*YOUR OBJECTIVE*: Below are records to repeat exactly. Omit the pictures from the copy.

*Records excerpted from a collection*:
━━━━
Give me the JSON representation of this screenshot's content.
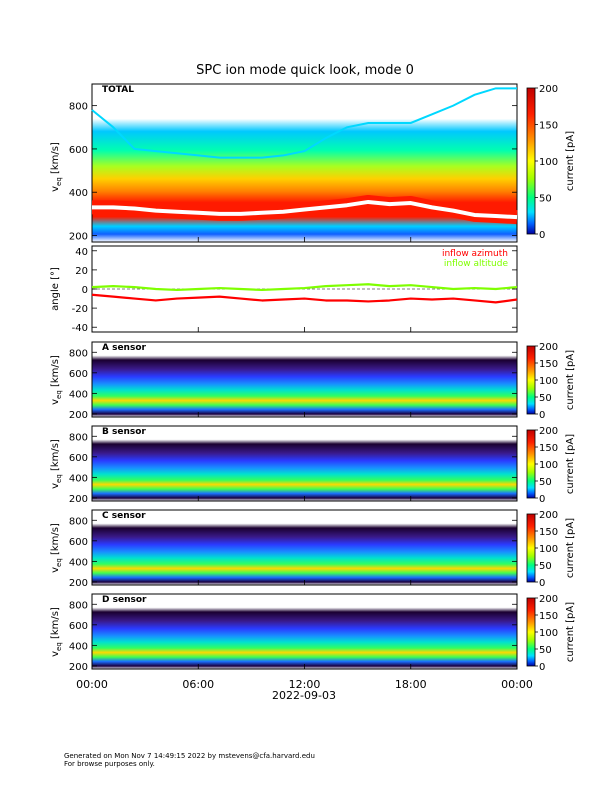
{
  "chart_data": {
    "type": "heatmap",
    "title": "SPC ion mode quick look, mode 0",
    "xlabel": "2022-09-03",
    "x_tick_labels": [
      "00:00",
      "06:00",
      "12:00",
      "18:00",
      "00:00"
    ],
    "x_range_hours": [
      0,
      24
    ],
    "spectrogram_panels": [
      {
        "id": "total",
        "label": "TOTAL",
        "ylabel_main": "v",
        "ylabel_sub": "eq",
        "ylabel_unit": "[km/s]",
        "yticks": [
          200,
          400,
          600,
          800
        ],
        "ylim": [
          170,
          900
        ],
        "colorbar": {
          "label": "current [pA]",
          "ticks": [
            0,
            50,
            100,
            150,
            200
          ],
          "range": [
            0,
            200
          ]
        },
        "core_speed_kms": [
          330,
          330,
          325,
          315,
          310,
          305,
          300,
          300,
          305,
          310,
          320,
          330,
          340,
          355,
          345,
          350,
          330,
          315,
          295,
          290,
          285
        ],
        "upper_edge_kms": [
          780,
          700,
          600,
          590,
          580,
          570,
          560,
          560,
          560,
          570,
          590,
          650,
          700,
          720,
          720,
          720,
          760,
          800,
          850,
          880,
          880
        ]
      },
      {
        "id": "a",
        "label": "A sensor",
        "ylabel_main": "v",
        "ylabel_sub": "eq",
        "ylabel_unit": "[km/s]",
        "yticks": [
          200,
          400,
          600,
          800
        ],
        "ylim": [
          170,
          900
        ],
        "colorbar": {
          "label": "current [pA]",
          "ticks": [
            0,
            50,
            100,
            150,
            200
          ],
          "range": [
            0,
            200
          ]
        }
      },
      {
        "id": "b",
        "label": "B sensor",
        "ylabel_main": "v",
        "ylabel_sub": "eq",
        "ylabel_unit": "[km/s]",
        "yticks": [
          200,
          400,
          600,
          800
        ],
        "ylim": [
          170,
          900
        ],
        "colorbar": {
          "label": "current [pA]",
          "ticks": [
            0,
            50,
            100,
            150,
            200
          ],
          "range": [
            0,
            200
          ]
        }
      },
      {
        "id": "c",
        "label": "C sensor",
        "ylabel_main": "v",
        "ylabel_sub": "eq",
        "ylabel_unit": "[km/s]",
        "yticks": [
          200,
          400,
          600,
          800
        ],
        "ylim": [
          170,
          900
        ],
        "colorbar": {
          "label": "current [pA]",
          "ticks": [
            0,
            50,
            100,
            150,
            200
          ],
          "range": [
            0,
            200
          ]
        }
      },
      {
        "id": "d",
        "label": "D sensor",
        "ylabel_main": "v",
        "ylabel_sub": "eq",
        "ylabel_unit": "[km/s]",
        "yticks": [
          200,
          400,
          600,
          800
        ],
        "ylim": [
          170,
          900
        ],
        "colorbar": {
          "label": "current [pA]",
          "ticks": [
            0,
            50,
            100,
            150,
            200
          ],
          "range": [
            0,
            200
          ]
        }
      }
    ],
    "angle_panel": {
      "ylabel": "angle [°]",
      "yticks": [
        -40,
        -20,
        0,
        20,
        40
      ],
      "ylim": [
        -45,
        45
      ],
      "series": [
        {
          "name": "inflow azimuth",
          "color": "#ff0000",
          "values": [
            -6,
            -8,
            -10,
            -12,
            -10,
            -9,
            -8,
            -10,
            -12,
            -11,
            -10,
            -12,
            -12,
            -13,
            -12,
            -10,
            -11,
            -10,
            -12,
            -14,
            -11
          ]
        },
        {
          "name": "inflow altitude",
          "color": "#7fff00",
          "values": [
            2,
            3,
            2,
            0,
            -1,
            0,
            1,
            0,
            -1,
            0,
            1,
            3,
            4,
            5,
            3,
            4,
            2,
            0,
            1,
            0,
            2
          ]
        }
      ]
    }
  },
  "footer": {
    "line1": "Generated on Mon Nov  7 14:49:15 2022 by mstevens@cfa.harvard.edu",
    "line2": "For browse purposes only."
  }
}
━━━━
*TASK RESULT*:
Give me the JSON representation of this screenshot's content.
{
  "chart_data": {
    "type": "heatmap",
    "title": "SPC ion mode quick look, mode 0",
    "xlabel": "2022-09-03",
    "x_tick_labels": [
      "00:00",
      "06:00",
      "12:00",
      "18:00",
      "00:00"
    ],
    "x_range_hours": [
      0,
      24
    ],
    "spectrogram_panels": [
      {
        "id": "total",
        "label": "TOTAL",
        "ylabel_main": "v",
        "ylabel_sub": "eq",
        "ylabel_unit": "[km/s]",
        "yticks": [
          200,
          400,
          600,
          800
        ],
        "ylim": [
          170,
          900
        ],
        "colorbar": {
          "label": "current [pA]",
          "ticks": [
            0,
            50,
            100,
            150,
            200
          ],
          "range": [
            0,
            200
          ]
        },
        "core_speed_kms": [
          330,
          330,
          325,
          315,
          310,
          305,
          300,
          300,
          305,
          310,
          320,
          330,
          340,
          355,
          345,
          350,
          330,
          315,
          295,
          290,
          285
        ],
        "upper_edge_kms": [
          780,
          700,
          600,
          590,
          580,
          570,
          560,
          560,
          560,
          570,
          590,
          650,
          700,
          720,
          720,
          720,
          760,
          800,
          850,
          880,
          880
        ]
      },
      {
        "id": "a",
        "label": "A sensor",
        "ylabel_main": "v",
        "ylabel_sub": "eq",
        "ylabel_unit": "[km/s]",
        "yticks": [
          200,
          400,
          600,
          800
        ],
        "ylim": [
          170,
          900
        ],
        "colorbar": {
          "label": "current [pA]",
          "ticks": [
            0,
            50,
            100,
            150,
            200
          ],
          "range": [
            0,
            200
          ]
        }
      },
      {
        "id": "b",
        "label": "B sensor",
        "ylabel_main": "v",
        "ylabel_sub": "eq",
        "ylabel_unit": "[km/s]",
        "yticks": [
          200,
          400,
          600,
          800
        ],
        "ylim": [
          170,
          900
        ],
        "colorbar": {
          "label": "current [pA]",
          "ticks": [
            0,
            50,
            100,
            150,
            200
          ],
          "range": [
            0,
            200
          ]
        }
      },
      {
        "id": "c",
        "label": "C sensor",
        "ylabel_main": "v",
        "ylabel_sub": "eq",
        "ylabel_unit": "[km/s]",
        "yticks": [
          200,
          400,
          600,
          800
        ],
        "ylim": [
          170,
          900
        ],
        "colorbar": {
          "label": "current [pA]",
          "ticks": [
            0,
            50,
            100,
            150,
            200
          ],
          "range": [
            0,
            200
          ]
        }
      },
      {
        "id": "d",
        "label": "D sensor",
        "ylabel_main": "v",
        "ylabel_sub": "eq",
        "ylabel_unit": "[km/s]",
        "yticks": [
          200,
          400,
          600,
          800
        ],
        "ylim": [
          170,
          900
        ],
        "colorbar": {
          "label": "current [pA]",
          "ticks": [
            0,
            50,
            100,
            150,
            200
          ],
          "range": [
            0,
            200
          ]
        }
      }
    ],
    "angle_panel": {
      "ylabel": "angle [°]",
      "yticks": [
        -40,
        -20,
        0,
        20,
        40
      ],
      "ylim": [
        -45,
        45
      ],
      "series": [
        {
          "name": "inflow azimuth",
          "color": "#ff0000",
          "values": [
            -6,
            -8,
            -10,
            -12,
            -10,
            -9,
            -8,
            -10,
            -12,
            -11,
            -10,
            -12,
            -12,
            -13,
            -12,
            -10,
            -11,
            -10,
            -12,
            -14,
            -11
          ]
        },
        {
          "name": "inflow altitude",
          "color": "#7fff00",
          "values": [
            2,
            3,
            2,
            0,
            -1,
            0,
            1,
            0,
            -1,
            0,
            1,
            3,
            4,
            5,
            3,
            4,
            2,
            0,
            1,
            0,
            2
          ]
        }
      ]
    }
  },
  "footer": {
    "line1": "Generated on Mon Nov  7 14:49:15 2022 by mstevens@cfa.harvard.edu",
    "line2": "For browse purposes only."
  }
}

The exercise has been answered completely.